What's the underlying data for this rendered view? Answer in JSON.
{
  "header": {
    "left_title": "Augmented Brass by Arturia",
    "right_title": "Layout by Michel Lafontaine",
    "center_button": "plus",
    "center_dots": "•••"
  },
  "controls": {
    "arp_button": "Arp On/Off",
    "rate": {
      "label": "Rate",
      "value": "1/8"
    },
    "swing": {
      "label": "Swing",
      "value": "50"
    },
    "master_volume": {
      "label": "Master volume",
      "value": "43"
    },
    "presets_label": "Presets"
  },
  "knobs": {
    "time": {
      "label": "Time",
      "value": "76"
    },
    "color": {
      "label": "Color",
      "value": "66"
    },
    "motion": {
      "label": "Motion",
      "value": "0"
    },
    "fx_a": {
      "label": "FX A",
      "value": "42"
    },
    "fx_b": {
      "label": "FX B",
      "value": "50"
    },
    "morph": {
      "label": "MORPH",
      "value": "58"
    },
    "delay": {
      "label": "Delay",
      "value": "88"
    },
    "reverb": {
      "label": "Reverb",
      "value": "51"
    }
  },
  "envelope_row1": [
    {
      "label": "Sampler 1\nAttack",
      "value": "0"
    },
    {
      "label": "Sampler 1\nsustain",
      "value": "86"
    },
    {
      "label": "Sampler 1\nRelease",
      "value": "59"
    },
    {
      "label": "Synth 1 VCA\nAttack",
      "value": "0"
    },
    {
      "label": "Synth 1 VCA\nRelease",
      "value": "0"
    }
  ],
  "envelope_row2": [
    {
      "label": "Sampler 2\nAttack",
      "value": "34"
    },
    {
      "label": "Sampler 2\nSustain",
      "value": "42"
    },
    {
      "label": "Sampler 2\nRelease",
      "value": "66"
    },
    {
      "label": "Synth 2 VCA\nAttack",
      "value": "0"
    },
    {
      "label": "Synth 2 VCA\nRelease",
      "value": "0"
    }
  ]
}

+++

*Goal*. Transcribe the records above exactly as they appear.

*Answer below*.
What's the underlying data for this rendered view? Answer in JSON.
{
  "header": {
    "left_title": "Augmented Brass by Arturia",
    "right_title": "Layout by Michel Lafontaine",
    "center_button": "plus",
    "center_dots": "•••"
  },
  "controls": {
    "arp_button": "Arp On/Off",
    "rate": {
      "label": "Rate",
      "value": "1/8"
    },
    "swing": {
      "label": "Swing",
      "value": "50"
    },
    "master_volume": {
      "label": "Master volume",
      "value": "43"
    },
    "presets_label": "Presets"
  },
  "knobs": {
    "time": {
      "label": "Time",
      "value": "76"
    },
    "color": {
      "label": "Color",
      "value": "66"
    },
    "motion": {
      "label": "Motion",
      "value": "0"
    },
    "fx_a": {
      "label": "FX A",
      "value": "42"
    },
    "fx_b": {
      "label": "FX B",
      "value": "50"
    },
    "morph": {
      "label": "MORPH",
      "value": "58"
    },
    "delay": {
      "label": "Delay",
      "value": "88"
    },
    "reverb": {
      "label": "Reverb",
      "value": "51"
    }
  },
  "envelope_row1": [
    {
      "label": "Sampler 1\nAttack",
      "value": "0"
    },
    {
      "label": "Sampler 1\nsustain",
      "value": "86"
    },
    {
      "label": "Sampler 1\nRelease",
      "value": "59"
    },
    {
      "label": "Synth 1 VCA\nAttack",
      "value": "0"
    },
    {
      "label": "Synth 1 VCA\nRelease",
      "value": "0"
    }
  ],
  "envelope_row2": [
    {
      "label": "Sampler 2\nAttack",
      "value": "34"
    },
    {
      "label": "Sampler 2\nSustain",
      "value": "42"
    },
    {
      "label": "Sampler 2\nRelease",
      "value": "66"
    },
    {
      "label": "Synth 2 VCA\nAttack",
      "value": "0"
    },
    {
      "label": "Synth 2 VCA\nRelease",
      "value": "0"
    }
  ]
}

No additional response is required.